──────── LISTED ENTRIES

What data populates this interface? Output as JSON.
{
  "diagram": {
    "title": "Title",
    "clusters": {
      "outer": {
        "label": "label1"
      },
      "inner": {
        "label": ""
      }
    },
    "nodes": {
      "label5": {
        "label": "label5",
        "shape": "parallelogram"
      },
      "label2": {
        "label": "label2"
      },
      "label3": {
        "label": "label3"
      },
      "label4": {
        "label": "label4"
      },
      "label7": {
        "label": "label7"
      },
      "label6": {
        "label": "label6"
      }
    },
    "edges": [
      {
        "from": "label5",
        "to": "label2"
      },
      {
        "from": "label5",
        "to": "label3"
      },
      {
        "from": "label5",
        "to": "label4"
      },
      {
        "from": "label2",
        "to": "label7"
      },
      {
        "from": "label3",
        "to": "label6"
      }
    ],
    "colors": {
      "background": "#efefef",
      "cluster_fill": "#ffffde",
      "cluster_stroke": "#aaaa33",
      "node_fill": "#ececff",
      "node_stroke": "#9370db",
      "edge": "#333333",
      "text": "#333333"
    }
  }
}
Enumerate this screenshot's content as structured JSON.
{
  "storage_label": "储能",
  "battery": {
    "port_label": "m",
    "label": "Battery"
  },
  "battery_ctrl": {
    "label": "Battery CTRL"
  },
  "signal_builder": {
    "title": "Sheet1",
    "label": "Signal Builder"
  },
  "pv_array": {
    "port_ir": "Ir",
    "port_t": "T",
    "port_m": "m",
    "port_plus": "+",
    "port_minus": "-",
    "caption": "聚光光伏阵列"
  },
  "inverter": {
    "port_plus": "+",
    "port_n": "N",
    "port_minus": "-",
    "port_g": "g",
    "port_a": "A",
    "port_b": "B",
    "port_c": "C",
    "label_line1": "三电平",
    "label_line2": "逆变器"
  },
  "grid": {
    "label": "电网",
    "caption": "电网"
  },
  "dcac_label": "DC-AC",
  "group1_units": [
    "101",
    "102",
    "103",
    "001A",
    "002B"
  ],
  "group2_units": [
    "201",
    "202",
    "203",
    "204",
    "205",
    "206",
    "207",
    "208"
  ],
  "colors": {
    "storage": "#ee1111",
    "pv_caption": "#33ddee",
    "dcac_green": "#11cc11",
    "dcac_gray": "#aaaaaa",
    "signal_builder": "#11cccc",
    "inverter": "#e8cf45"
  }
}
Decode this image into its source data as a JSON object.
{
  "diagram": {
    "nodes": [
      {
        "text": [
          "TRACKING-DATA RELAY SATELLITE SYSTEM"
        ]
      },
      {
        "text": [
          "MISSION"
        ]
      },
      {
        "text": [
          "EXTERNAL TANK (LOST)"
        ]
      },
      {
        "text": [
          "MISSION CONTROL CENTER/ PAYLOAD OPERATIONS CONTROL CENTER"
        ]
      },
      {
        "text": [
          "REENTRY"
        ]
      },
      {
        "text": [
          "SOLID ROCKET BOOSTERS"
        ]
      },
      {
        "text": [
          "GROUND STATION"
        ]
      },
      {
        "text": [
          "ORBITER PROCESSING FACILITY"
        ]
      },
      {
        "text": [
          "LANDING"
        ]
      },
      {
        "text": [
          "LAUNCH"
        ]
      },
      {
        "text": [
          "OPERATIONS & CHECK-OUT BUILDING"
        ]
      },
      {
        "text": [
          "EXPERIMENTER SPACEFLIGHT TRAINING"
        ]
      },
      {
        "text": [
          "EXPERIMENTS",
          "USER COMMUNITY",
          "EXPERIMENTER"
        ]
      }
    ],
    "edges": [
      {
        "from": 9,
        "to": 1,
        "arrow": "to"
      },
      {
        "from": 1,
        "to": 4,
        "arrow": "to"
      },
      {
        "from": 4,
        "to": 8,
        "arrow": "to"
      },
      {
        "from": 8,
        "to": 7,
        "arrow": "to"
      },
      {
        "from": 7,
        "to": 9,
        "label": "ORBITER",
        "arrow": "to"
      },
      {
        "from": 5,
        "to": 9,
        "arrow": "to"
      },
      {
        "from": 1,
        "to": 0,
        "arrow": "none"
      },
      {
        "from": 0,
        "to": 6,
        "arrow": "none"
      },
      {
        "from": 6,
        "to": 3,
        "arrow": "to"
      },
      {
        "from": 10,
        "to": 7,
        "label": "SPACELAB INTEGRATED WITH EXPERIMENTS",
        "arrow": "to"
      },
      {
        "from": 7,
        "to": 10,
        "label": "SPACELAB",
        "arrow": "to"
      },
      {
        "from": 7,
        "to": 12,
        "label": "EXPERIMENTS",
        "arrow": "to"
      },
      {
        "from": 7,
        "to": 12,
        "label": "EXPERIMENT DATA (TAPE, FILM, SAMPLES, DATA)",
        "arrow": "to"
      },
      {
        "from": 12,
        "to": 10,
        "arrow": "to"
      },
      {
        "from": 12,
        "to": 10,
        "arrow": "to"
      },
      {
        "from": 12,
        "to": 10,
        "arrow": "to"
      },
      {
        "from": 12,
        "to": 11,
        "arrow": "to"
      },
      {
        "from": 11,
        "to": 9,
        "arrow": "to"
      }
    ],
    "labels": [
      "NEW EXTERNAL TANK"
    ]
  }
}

────────────────

▶ _WHAT THIS TASK INVOLVES_
Copy all lines of the material above where the string "MISSION" occurs.

▶ _TASK RESPONSE_
          "MISSION"
          "MISSION CONTROL CENTER/ PAYLOAD OPERATIONS CONTROL CENTER"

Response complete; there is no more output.